## Excerpted data
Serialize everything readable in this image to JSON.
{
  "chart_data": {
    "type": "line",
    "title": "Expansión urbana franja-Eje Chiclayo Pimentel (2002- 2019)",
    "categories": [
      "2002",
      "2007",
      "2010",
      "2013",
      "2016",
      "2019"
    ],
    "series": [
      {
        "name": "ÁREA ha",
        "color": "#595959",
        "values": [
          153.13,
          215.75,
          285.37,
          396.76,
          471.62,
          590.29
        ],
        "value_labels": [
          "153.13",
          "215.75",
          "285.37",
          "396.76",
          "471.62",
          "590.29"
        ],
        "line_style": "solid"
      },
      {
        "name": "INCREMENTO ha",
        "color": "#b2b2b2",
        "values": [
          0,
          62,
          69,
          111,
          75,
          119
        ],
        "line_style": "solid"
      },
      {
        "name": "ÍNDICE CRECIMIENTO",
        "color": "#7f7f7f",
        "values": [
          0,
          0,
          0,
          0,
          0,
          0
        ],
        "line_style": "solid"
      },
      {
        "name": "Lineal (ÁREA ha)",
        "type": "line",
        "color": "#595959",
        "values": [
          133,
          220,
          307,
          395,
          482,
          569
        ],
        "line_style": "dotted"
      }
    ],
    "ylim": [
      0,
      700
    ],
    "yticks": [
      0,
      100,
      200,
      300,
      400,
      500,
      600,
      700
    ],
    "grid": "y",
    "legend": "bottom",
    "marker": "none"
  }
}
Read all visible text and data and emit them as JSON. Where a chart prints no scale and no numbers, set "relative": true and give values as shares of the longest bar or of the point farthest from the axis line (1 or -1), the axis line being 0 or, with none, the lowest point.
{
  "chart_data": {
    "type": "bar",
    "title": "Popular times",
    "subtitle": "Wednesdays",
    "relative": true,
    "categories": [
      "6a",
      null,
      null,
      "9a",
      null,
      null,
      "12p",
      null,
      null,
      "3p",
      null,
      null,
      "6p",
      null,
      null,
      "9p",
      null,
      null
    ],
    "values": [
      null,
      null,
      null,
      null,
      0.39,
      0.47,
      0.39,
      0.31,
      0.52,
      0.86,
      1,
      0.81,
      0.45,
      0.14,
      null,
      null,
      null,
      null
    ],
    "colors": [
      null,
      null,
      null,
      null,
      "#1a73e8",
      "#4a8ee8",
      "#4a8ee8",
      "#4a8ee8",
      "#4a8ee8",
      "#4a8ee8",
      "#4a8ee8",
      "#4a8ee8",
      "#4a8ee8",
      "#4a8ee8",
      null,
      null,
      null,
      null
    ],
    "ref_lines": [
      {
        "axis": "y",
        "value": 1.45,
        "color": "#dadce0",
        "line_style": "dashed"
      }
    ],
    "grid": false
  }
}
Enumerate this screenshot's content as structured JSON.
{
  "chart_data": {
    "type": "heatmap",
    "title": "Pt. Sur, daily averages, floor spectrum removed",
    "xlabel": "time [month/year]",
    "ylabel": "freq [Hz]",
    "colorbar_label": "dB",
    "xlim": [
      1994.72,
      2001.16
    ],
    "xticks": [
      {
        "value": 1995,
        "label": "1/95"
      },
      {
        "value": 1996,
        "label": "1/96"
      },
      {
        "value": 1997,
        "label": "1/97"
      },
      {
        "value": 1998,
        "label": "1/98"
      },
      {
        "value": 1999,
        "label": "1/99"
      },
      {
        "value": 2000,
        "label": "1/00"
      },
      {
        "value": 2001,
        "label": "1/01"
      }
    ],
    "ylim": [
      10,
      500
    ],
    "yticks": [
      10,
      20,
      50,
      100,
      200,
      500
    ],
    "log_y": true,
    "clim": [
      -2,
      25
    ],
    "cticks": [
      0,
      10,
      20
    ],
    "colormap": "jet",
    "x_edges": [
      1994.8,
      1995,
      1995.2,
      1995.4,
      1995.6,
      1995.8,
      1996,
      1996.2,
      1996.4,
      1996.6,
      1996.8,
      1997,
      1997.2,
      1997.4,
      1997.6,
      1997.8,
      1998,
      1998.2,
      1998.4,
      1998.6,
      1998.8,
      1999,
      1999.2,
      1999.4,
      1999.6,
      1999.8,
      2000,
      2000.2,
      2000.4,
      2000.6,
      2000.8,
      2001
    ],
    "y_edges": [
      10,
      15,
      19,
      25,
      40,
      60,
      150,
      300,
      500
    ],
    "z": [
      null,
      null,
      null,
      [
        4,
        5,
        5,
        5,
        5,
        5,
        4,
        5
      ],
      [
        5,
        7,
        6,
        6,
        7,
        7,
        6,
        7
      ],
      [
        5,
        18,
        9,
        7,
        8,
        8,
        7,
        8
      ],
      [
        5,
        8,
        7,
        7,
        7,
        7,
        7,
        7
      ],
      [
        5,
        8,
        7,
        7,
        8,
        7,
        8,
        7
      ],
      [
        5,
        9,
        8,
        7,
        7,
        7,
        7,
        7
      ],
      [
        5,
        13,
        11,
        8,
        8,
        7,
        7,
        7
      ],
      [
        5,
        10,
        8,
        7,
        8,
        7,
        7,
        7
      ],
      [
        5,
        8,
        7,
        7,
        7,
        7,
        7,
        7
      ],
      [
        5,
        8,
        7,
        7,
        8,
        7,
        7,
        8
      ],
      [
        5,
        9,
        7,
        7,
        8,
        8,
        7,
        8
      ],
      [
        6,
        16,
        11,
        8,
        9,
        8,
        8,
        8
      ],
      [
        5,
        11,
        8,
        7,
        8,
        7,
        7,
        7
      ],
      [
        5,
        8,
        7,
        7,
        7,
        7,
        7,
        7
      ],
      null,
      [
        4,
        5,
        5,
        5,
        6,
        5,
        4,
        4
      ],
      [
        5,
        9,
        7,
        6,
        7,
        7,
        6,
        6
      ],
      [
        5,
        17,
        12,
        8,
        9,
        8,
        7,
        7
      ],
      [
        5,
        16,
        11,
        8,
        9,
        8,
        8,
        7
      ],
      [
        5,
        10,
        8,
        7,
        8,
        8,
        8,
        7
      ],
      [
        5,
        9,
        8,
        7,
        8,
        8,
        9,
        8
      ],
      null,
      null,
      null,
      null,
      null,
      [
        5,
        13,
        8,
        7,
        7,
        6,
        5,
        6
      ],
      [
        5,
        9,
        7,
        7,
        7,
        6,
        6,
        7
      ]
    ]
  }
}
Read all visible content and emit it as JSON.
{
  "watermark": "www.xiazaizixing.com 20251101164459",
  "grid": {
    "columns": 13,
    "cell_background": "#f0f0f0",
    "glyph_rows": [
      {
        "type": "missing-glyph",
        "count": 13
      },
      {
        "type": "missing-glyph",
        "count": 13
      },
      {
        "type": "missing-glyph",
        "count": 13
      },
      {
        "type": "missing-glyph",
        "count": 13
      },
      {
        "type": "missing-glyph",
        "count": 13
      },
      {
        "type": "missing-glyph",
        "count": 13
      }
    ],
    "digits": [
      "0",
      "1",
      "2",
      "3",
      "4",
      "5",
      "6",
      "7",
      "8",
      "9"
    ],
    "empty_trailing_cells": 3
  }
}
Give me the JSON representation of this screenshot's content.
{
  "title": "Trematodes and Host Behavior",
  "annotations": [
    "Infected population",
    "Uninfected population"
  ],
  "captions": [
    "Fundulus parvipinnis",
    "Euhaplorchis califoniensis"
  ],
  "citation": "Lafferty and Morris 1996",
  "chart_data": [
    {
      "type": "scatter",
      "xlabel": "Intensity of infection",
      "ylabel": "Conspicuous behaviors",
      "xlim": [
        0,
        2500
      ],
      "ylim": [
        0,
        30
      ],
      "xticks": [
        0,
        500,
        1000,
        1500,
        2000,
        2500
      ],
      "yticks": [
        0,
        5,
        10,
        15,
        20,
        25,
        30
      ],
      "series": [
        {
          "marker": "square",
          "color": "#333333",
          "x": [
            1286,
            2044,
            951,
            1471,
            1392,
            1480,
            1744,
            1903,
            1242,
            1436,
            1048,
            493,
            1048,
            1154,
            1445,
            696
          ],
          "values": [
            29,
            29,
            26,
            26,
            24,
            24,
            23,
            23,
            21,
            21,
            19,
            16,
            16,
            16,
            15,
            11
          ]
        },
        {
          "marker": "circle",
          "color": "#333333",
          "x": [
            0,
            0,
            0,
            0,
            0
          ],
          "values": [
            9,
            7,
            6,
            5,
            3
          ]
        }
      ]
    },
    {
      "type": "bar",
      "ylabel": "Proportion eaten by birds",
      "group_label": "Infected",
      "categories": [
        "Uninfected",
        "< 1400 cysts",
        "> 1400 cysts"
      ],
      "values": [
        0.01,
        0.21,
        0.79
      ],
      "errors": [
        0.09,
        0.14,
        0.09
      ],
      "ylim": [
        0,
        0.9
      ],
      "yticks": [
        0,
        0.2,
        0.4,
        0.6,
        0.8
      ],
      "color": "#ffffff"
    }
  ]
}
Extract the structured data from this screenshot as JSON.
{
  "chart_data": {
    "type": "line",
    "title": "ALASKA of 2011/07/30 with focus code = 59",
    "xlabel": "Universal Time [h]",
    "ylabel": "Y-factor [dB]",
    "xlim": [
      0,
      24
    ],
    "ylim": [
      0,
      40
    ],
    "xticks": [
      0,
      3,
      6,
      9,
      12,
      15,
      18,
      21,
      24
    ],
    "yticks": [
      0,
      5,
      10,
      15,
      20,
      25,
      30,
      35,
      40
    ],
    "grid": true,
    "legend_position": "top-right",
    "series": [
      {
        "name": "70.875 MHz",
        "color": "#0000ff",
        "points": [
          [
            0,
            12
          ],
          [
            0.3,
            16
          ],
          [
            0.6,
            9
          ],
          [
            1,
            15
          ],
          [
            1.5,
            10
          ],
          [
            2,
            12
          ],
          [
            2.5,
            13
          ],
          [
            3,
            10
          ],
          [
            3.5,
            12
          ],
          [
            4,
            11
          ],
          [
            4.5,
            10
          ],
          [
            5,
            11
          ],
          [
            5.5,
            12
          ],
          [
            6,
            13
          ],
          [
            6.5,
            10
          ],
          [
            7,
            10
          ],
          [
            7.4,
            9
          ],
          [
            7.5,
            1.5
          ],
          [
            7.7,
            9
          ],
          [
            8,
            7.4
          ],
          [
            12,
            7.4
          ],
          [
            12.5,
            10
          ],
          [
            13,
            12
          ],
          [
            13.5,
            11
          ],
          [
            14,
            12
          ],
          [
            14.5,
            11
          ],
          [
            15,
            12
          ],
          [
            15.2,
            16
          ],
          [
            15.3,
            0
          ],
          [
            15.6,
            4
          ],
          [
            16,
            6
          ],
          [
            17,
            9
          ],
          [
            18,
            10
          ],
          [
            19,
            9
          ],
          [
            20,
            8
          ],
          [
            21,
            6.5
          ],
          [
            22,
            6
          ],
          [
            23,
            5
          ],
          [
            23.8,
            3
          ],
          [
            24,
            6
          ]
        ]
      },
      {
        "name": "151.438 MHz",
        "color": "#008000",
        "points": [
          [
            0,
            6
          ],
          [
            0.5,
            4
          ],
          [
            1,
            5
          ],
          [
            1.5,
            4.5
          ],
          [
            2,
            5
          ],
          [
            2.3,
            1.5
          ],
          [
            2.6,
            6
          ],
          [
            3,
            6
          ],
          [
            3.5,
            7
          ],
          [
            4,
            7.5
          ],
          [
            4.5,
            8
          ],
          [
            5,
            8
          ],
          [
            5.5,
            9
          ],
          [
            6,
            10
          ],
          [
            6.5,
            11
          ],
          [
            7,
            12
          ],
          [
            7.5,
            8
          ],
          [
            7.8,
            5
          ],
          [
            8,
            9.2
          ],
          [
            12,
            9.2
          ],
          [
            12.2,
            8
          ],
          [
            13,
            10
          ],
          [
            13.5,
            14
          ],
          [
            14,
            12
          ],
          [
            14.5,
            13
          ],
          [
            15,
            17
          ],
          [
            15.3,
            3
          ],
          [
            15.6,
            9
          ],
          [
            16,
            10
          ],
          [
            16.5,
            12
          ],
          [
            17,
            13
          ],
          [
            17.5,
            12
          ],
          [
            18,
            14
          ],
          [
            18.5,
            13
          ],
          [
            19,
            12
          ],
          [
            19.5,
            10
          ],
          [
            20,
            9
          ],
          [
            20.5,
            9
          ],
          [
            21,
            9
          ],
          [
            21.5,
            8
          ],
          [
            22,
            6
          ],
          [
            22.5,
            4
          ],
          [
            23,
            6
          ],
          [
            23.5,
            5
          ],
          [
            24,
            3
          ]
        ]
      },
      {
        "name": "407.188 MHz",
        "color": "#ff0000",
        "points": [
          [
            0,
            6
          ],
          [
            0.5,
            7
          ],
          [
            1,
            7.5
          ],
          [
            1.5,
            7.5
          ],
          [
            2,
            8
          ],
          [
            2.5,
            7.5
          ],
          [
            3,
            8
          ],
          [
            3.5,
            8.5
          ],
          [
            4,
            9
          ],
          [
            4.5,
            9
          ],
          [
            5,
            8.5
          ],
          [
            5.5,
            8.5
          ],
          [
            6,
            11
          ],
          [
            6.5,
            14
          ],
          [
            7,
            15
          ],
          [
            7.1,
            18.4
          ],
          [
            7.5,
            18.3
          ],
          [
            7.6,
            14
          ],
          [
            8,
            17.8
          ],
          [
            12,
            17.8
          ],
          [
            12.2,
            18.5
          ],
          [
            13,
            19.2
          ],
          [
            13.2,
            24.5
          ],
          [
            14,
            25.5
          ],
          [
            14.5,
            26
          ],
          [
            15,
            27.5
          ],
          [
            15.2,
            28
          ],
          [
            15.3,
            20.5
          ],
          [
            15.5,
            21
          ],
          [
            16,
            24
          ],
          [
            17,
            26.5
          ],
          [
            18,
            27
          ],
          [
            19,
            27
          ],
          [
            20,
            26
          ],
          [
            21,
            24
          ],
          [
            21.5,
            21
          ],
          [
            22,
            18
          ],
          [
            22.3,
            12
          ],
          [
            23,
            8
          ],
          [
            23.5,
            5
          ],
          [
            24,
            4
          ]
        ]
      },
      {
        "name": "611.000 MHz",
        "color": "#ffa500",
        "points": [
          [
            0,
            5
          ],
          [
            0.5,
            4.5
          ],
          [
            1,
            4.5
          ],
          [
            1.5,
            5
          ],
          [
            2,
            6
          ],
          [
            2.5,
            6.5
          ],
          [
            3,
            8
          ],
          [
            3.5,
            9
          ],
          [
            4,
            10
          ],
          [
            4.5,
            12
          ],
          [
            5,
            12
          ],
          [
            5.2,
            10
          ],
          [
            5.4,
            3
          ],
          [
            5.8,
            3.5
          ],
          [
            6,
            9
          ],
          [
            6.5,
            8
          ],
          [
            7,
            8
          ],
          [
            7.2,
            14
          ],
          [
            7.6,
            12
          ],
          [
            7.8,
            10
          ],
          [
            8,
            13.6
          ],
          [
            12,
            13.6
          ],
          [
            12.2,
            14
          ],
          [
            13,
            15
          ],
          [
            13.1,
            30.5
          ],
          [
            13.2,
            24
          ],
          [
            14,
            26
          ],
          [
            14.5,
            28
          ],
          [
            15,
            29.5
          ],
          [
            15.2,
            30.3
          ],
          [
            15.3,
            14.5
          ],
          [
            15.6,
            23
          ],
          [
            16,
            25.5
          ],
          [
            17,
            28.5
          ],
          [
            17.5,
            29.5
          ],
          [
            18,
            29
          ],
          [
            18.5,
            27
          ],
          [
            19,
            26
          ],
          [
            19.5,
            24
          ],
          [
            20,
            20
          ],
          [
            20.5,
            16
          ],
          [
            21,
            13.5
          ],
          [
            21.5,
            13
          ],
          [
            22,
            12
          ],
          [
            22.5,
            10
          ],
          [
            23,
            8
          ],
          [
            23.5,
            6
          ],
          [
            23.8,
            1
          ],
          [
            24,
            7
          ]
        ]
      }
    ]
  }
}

## What to do
Find how many lines hold the string "this", and state that number alone.

## Task result
4